WHAT IS EXPECTED:
Look through the listing and locate every line containing the word "tiết"; copy those lines.

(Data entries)
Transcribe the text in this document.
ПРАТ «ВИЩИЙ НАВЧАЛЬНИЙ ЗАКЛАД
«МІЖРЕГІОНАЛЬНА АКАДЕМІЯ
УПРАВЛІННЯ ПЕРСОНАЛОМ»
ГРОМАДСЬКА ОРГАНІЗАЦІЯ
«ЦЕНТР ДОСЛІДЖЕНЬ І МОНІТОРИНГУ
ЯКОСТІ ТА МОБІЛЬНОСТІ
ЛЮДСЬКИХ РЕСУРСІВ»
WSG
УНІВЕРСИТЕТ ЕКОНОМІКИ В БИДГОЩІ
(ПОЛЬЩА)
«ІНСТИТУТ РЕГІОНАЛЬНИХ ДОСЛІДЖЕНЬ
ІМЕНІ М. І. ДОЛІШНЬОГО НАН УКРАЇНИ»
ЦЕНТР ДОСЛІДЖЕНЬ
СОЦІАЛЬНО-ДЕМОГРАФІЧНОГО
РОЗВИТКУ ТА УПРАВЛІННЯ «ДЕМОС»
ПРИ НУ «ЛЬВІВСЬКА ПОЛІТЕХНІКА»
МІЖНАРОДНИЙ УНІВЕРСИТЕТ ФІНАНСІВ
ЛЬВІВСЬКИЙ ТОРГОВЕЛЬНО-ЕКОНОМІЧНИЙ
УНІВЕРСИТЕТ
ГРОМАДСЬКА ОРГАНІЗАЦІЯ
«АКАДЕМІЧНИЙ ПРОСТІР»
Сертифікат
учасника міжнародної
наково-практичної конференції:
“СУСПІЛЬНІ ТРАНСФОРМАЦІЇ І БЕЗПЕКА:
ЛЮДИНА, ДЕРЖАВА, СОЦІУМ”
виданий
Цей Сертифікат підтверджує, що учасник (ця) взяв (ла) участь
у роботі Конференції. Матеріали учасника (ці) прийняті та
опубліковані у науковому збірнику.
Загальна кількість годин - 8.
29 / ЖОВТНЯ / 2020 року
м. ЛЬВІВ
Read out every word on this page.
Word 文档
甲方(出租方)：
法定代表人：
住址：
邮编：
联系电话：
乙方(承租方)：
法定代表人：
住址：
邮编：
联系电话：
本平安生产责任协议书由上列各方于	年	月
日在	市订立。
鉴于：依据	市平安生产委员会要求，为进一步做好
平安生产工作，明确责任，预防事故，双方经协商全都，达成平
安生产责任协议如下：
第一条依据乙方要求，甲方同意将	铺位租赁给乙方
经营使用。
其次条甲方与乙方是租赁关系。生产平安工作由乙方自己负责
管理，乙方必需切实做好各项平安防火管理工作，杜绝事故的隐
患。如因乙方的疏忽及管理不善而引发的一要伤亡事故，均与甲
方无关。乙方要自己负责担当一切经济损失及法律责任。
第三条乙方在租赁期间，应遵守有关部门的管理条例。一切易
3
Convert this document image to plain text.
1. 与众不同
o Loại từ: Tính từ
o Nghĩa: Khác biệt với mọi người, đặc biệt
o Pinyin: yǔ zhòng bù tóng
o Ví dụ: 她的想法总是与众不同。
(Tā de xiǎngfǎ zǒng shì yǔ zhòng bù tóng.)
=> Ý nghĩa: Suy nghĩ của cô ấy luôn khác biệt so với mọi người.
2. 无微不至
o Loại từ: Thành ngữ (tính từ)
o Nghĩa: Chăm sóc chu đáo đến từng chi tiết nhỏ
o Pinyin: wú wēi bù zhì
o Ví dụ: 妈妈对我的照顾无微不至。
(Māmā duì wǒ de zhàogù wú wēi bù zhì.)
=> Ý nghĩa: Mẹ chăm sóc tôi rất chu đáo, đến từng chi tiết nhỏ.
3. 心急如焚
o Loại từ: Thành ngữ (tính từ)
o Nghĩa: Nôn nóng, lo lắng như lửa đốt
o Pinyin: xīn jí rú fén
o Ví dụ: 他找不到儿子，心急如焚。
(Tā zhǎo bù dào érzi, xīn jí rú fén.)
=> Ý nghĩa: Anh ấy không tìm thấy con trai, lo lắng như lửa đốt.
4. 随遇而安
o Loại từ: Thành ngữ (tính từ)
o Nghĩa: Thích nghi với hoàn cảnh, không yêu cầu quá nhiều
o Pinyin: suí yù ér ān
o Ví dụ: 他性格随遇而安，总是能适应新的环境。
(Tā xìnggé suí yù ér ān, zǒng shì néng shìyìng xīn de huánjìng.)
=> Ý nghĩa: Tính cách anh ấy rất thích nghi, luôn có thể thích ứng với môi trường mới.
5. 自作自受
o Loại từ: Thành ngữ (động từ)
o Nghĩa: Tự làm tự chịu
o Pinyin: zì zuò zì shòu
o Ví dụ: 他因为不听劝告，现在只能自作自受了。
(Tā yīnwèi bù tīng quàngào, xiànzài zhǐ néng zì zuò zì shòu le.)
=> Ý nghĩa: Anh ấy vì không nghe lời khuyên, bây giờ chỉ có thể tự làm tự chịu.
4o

TASK RESULT:
o Nghĩa: Chăm sóc chu đáo đến từng chi tiết nhỏ
=> Ý nghĩa: Mẹ chăm sóc tôi rất chu đáo, đến từng chi tiết nhỏ.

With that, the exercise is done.